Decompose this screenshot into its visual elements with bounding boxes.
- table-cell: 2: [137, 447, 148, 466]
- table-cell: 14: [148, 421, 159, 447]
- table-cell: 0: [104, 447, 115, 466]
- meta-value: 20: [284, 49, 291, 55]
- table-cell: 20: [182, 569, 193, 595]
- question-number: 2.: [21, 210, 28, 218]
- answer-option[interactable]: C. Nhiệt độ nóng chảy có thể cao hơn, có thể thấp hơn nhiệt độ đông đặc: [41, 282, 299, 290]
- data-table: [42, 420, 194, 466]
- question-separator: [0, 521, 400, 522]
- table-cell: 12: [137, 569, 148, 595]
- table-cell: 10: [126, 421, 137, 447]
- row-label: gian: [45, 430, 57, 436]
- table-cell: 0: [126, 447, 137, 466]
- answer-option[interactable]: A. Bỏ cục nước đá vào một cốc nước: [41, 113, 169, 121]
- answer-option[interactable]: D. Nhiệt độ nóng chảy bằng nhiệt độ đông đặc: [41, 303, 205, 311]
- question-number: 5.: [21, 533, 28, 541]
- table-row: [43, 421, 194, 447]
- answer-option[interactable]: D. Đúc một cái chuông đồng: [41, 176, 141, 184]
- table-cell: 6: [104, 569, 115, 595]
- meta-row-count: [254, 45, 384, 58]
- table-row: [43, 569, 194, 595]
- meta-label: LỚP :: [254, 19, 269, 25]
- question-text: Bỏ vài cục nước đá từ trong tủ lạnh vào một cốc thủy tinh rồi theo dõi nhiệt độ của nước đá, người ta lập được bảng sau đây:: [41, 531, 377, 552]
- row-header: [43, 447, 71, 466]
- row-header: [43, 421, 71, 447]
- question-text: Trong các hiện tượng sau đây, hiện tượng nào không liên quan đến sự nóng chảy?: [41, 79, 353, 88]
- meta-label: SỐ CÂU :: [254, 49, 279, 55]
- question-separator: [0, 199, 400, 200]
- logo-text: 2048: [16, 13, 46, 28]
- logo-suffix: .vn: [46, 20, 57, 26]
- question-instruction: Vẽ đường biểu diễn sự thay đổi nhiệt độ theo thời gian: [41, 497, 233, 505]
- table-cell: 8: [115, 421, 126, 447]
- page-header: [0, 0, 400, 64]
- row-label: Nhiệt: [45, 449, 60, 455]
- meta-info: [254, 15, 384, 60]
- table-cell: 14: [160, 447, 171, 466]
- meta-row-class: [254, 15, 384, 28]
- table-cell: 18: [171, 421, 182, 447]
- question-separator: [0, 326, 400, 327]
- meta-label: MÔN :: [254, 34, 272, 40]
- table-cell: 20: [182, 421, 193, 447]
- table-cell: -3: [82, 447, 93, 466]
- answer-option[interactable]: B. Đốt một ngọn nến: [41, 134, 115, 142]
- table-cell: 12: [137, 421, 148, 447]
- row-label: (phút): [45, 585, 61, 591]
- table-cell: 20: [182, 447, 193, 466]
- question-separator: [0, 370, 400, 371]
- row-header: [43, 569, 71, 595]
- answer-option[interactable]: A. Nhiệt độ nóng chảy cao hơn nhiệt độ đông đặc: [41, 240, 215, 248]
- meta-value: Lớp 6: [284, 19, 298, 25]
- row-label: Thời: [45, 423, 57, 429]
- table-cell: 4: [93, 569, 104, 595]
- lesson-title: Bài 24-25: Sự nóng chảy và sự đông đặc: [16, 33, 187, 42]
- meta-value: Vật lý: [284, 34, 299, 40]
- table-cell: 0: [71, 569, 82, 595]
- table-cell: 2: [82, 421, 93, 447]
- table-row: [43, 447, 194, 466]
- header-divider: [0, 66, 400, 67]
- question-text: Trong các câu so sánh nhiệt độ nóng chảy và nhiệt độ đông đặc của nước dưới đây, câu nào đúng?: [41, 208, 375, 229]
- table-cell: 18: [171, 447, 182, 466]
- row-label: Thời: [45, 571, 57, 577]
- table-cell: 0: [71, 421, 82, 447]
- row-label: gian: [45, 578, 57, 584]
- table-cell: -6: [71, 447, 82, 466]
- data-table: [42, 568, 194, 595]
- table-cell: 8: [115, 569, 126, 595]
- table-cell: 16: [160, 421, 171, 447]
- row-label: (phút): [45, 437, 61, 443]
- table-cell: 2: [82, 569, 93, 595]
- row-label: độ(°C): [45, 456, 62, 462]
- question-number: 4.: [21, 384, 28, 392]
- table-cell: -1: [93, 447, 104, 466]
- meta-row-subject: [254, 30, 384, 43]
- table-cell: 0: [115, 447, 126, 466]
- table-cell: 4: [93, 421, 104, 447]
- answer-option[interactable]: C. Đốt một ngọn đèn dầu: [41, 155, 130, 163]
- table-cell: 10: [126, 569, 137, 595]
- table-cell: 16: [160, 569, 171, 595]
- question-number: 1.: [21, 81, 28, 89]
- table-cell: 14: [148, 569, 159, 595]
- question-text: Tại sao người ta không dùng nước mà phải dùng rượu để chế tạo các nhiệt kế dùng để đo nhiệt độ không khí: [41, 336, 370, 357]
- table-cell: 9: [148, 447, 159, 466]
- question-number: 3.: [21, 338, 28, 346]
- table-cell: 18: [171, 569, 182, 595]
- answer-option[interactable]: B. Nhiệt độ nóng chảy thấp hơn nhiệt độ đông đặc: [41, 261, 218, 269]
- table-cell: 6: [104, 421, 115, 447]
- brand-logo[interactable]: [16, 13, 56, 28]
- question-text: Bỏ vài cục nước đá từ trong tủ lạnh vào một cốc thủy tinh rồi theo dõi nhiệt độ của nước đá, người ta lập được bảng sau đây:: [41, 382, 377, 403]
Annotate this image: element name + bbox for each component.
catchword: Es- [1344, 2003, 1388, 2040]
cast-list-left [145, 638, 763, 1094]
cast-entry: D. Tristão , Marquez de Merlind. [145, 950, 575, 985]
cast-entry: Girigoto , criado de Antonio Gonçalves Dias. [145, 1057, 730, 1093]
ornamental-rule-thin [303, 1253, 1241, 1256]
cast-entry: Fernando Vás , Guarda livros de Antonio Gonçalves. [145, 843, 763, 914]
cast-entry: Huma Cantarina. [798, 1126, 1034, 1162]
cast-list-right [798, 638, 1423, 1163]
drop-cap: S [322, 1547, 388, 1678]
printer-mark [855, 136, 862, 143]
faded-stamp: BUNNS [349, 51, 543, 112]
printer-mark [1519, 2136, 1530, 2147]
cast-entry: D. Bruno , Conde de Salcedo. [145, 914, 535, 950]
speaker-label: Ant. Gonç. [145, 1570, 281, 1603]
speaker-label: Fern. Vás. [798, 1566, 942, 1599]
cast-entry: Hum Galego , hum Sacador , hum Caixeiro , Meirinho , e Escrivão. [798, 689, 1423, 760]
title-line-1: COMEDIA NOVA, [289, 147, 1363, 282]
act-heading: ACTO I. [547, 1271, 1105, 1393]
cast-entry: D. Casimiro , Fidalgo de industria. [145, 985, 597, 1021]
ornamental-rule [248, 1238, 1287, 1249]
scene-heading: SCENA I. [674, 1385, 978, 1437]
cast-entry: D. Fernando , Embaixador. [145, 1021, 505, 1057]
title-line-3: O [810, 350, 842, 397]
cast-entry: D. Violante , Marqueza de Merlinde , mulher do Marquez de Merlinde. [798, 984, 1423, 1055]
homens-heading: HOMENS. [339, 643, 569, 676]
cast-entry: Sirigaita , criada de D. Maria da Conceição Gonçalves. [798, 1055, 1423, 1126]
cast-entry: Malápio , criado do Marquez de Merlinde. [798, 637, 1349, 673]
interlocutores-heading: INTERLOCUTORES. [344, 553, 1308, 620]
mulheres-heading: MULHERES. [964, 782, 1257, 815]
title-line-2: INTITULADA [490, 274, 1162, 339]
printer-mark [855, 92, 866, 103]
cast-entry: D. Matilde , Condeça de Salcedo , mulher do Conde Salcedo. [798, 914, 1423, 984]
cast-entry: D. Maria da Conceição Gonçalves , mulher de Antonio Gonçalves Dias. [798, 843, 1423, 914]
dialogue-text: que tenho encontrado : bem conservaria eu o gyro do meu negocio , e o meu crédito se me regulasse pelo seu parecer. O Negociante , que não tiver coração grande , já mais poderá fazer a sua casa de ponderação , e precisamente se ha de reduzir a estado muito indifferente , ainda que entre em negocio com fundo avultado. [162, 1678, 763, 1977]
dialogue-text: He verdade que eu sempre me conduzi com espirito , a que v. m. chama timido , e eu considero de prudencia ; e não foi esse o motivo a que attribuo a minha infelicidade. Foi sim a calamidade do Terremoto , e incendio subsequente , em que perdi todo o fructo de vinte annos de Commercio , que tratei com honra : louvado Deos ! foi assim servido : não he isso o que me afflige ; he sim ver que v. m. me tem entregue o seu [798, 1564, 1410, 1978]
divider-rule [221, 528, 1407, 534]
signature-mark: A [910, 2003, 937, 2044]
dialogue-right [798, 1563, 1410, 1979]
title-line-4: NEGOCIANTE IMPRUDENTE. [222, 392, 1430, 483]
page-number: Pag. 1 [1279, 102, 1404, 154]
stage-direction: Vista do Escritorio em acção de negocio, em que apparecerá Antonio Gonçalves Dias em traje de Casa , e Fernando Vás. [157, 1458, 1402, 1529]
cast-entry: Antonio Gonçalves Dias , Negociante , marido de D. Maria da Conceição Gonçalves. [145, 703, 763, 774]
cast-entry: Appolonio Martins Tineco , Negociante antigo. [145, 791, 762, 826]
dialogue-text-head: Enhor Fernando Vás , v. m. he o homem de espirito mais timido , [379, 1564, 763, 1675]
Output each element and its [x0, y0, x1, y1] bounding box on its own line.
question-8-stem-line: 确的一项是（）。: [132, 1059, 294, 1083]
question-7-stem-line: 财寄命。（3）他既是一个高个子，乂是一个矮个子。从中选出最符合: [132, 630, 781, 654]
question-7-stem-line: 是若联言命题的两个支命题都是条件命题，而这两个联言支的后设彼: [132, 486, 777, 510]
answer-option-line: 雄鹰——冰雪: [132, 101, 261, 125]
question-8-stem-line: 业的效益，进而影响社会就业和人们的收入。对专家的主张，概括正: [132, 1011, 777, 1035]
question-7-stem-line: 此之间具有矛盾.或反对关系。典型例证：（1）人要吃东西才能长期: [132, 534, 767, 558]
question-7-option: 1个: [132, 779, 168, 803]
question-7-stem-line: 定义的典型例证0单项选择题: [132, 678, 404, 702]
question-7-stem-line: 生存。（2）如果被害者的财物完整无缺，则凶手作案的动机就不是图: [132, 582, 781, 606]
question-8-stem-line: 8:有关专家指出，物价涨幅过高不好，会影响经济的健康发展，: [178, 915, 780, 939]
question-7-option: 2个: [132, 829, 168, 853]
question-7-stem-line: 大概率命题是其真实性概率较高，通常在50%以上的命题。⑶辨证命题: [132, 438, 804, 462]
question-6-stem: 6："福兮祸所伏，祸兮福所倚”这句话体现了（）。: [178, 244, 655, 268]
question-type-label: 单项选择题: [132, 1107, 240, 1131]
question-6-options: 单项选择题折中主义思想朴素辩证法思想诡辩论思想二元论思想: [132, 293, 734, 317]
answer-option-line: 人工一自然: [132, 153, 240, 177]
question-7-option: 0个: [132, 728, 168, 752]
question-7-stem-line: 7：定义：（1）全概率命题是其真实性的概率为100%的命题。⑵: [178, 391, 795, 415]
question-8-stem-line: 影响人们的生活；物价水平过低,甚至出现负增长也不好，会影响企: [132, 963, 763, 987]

### Directions
Write out every one of these rows, everything from the start of the rows down to the line containing "- question-number: 2.: [21, 210, 28, 218]", with both ends included.

### Result of this task
Decompose this screenshot into its visual elements with bounding boxes.
- table-cell: 2: [137, 447, 148, 466]
- table-cell: 14: [148, 421, 159, 447]
- table-cell: 0: [104, 447, 115, 466]
- meta-value: 20: [284, 49, 291, 55]
- table-cell: 20: [182, 569, 193, 595]
- question-number: 2.: [21, 210, 28, 218]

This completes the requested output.